> [What you need to do]: All of the records below need to be copied exactly.

> [Data in this exercise]:
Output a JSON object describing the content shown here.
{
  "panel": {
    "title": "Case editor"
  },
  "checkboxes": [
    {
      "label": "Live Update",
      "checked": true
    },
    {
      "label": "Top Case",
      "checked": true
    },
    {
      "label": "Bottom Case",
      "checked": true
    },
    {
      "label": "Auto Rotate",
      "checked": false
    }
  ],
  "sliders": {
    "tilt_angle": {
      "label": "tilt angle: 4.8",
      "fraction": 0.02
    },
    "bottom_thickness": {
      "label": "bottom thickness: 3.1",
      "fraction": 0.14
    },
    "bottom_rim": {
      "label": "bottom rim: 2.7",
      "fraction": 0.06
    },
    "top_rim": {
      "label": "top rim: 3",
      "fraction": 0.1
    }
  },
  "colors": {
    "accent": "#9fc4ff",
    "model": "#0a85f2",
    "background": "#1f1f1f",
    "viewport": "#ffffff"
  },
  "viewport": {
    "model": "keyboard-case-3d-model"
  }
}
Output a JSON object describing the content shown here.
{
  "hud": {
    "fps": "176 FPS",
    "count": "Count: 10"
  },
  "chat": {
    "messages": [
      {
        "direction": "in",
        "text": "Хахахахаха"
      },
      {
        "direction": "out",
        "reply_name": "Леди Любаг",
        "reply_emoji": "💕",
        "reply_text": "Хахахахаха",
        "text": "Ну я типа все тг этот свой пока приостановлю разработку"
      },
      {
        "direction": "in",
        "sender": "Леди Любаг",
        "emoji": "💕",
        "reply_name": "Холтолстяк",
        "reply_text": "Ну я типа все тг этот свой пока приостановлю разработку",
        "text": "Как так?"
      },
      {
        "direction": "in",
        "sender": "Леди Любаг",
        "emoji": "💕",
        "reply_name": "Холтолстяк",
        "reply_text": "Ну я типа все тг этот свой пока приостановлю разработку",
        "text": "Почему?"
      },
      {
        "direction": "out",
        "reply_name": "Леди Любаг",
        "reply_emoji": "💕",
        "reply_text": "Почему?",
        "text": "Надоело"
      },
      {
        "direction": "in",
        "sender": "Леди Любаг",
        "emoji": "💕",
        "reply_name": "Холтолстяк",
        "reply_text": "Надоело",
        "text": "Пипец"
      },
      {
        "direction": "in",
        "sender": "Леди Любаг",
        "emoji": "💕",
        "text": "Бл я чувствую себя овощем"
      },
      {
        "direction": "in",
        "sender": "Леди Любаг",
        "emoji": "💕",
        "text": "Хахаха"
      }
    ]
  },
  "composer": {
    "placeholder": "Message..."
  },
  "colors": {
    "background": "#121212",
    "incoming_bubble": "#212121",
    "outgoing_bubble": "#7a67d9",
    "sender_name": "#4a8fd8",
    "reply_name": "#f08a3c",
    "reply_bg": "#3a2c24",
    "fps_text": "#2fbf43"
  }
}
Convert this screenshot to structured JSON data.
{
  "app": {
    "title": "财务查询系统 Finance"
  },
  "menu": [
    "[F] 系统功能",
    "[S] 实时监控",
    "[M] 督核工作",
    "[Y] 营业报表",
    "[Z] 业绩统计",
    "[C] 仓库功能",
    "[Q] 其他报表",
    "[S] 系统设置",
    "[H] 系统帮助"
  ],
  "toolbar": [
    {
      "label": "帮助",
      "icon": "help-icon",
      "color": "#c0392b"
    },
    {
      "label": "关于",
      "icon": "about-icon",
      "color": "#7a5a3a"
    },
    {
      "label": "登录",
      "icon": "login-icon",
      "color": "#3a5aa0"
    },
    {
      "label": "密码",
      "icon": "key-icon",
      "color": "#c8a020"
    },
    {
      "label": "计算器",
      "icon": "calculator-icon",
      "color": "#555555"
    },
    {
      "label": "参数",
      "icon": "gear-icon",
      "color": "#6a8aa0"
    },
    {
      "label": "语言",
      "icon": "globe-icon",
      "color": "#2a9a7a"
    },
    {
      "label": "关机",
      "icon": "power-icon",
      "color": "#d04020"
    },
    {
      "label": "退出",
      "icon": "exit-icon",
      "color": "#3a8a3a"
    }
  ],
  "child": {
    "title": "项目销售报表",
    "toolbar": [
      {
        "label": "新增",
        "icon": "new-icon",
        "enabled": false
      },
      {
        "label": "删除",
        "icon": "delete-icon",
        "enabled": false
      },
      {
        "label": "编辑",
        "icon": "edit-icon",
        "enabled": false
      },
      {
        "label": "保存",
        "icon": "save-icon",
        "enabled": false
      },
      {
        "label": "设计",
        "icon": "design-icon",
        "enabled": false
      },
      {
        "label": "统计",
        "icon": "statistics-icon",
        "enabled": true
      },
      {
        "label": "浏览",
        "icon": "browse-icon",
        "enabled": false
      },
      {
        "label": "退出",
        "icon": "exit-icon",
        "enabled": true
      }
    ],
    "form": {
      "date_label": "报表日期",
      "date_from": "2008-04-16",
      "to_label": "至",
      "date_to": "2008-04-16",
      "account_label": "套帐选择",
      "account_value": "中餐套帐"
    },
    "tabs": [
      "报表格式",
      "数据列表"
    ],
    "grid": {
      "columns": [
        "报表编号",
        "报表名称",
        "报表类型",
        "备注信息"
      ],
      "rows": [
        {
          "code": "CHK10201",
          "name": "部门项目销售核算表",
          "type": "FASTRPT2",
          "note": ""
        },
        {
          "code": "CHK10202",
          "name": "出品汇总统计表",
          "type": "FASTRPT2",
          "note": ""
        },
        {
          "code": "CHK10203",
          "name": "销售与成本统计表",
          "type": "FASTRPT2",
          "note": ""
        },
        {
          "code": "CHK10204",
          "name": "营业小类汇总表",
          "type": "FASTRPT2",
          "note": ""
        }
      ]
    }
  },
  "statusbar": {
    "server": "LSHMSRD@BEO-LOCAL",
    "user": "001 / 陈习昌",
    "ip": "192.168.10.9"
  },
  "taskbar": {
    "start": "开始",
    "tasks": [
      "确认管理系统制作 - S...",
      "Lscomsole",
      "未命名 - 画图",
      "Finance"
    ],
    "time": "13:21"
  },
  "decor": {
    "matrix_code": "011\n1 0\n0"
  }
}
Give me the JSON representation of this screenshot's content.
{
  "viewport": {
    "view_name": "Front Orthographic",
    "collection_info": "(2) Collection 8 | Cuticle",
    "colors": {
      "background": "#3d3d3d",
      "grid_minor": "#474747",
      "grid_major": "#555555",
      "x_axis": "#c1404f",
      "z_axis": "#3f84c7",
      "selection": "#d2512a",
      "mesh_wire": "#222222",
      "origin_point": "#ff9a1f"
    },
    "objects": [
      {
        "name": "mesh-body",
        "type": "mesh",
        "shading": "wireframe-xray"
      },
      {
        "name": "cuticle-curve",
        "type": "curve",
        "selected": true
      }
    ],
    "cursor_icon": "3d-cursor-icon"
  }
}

> [Output of the task]:
Output a JSON object describing the content shown here.
{
  "panel": {
    "title": "Case editor"
  },
  "checkboxes": [
    {
      "label": "Live Update",
      "checked": true
    },
    {
      "label": "Top Case",
      "checked": true
    },
    {
      "label": "Bottom Case",
      "checked": true
    },
    {
      "label": "Auto Rotate",
      "checked": false
    }
  ],
  "sliders": {
    "tilt_angle": {
      "label": "tilt angle: 4.8",
      "fraction": 0.02
    },
    "bottom_thickness": {
      "label": "bottom thickness: 3.1",
      "fraction": 0.14
    },
    "bottom_rim": {
      "label": "bottom rim: 2.7",
      "fraction": 0.06
    },
    "top_rim": {
      "label": "top rim: 3",
      "fraction": 0.1
    }
  },
  "colors": {
    "accent": "#9fc4ff",
    "model": "#0a85f2",
    "background": "#1f1f1f",
    "viewport": "#ffffff"
  },
  "viewport": {
    "model": "keyboard-case-3d-model"
  }
}
Output a JSON object describing the content shown here.
{
  "hud": {
    "fps": "176 FPS",
    "count": "Count: 10"
  },
  "chat": {
    "messages": [
      {
        "direction": "in",
        "text": "Хахахахаха"
      },
      {
        "direction": "out",
        "reply_name": "Леди Любаг",
        "reply_emoji": "💕",
        "reply_text": "Хахахахаха",
        "text": "Ну я типа все тг этот свой пока приостановлю разработку"
      },
      {
        "direction": "in",
        "sender": "Леди Любаг",
        "emoji": "💕",
        "reply_name": "Холтолстяк",
        "reply_text": "Ну я типа все тг этот свой пока приостановлю разработку",
        "text": "Как так?"
      },
      {
        "direction": "in",
        "sender": "Леди Любаг",
        "emoji": "💕",
        "reply_name": "Холтолстяк",
        "reply_text": "Ну я типа все тг этот свой пока приостановлю разработку",
        "text": "Почему?"
      },
      {
        "direction": "out",
        "reply_name": "Леди Любаг",
        "reply_emoji": "💕",
        "reply_text": "Почему?",
        "text": "Надоело"
      },
      {
        "direction": "in",
        "sender": "Леди Любаг",
        "emoji": "💕",
        "reply_name": "Холтолстяк",
        "reply_text": "Надоело",
        "text": "Пипец"
      },
      {
        "direction": "in",
        "sender": "Леди Любаг",
        "emoji": "💕",
        "text": "Бл я чувствую себя овощем"
      },
      {
        "direction": "in",
        "sender": "Леди Любаг",
        "emoji": "💕",
        "text": "Хахаха"
      }
    ]
  },
  "composer": {
    "placeholder": "Message..."
  },
  "colors": {
    "background": "#121212",
    "incoming_bubble": "#212121",
    "outgoing_bubble": "#7a67d9",
    "sender_name": "#4a8fd8",
    "reply_name": "#f08a3c",
    "reply_bg": "#3a2c24",
    "fps_text": "#2fbf43"
  }
}
Convert this screenshot to structured JSON data.
{
  "app": {
    "title": "财务查询系统 Finance"
  },
  "menu": [
    "[F] 系统功能",
    "[S] 实时监控",
    "[M] 督核工作",
    "[Y] 营业报表",
    "[Z] 业绩统计",
    "[C] 仓库功能",
    "[Q] 其他报表",
    "[S] 系统设置",
    "[H] 系统帮助"
  ],
  "toolbar": [
    {
      "label": "帮助",
      "icon": "help-icon",
      "color": "#c0392b"
    },
    {
      "label": "关于",
      "icon": "about-icon",
      "color": "#7a5a3a"
    },
    {
      "label": "登录",
      "icon": "login-icon",
      "color": "#3a5aa0"
    },
    {
      "label": "密码",
      "icon": "key-icon",
      "color": "#c8a020"
    },
    {
      "label": "计算器",
      "icon": "calculator-icon",
      "color": "#555555"
    },
    {
      "label": "参数",
      "icon": "gear-icon",
      "color": "#6a8aa0"
    },
    {
      "label": "语言",
      "icon": "globe-icon",
      "color": "#2a9a7a"
    },
    {
      "label": "关机",
      "icon": "power-icon",
      "color": "#d04020"
    },
    {
      "label": "退出",
      "icon": "exit-icon",
      "color": "#3a8a3a"
    }
  ],
  "child": {
    "title": "项目销售报表",
    "toolbar": [
      {
        "label": "新增",
        "icon": "new-icon",
        "enabled": false
      },
      {
        "label": "删除",
        "icon": "delete-icon",
        "enabled": false
      },
      {
        "label": "编辑",
        "icon": "edit-icon",
        "enabled": false
      },
      {
        "label": "保存",
        "icon": "save-icon",
        "enabled": false
      },
      {
        "label": "设计",
        "icon": "design-icon",
        "enabled": false
      },
      {
        "label": "统计",
        "icon": "statistics-icon",
        "enabled": true
      },
      {
        "label": "浏览",
        "icon": "browse-icon",
        "enabled": false
      },
      {
        "label": "退出",
        "icon": "exit-icon",
        "enabled": true
      }
    ],
    "form": {
      "date_label": "报表日期",
      "date_from": "2008-04-16",
      "to_label": "至",
      "date_to": "2008-04-16",
      "account_label": "套帐选择",
      "account_value": "中餐套帐"
    },
    "tabs": [
      "报表格式",
      "数据列表"
    ],
    "grid": {
      "columns": [
        "报表编号",
        "报表名称",
        "报表类型",
        "备注信息"
      ],
      "rows": [
        {
          "code": "CHK10201",
          "name": "部门项目销售核算表",
          "type": "FASTRPT2",
          "note": ""
        },
        {
          "code": "CHK10202",
          "name": "出品汇总统计表",
          "type": "FASTRPT2",
          "note": ""
        },
        {
          "code": "CHK10203",
          "name": "销售与成本统计表",
          "type": "FASTRPT2",
          "note": ""
        },
        {
          "code": "CHK10204",
          "name": "营业小类汇总表",
          "type": "FASTRPT2",
          "note": ""
        }
      ]
    }
  },
  "statusbar": {
    "server": "LSHMSRD@BEO-LOCAL",
    "user": "001 / 陈习昌",
    "ip": "192.168.10.9"
  },
  "taskbar": {
    "start": "开始",
    "tasks": [
      "确认管理系统制作 - S...",
      "Lscomsole",
      "未命名 - 画图",
      "Finance"
    ],
    "time": "13:21"
  },
  "decor": {
    "matrix_code": "011\n1 0\n0"
  }
}
Give me the JSON representation of this screenshot's content.
{
  "viewport": {
    "view_name": "Front Orthographic",
    "collection_info": "(2) Collection 8 | Cuticle",
    "colors": {
      "background": "#3d3d3d",
      "grid_minor": "#474747",
      "grid_major": "#555555",
      "x_axis": "#c1404f",
      "z_axis": "#3f84c7",
      "selection": "#d2512a",
      "mesh_wire": "#222222",
      "origin_point": "#ff9a1f"
    },
    "objects": [
      {
        "name": "mesh-body",
        "type": "mesh",
        "shading": "wireframe-xray"
      },
      {
        "name": "cuticle-curve",
        "type": "curve",
        "selected": true
      }
    ],
    "cursor_icon": "3d-cursor-icon"
  }
}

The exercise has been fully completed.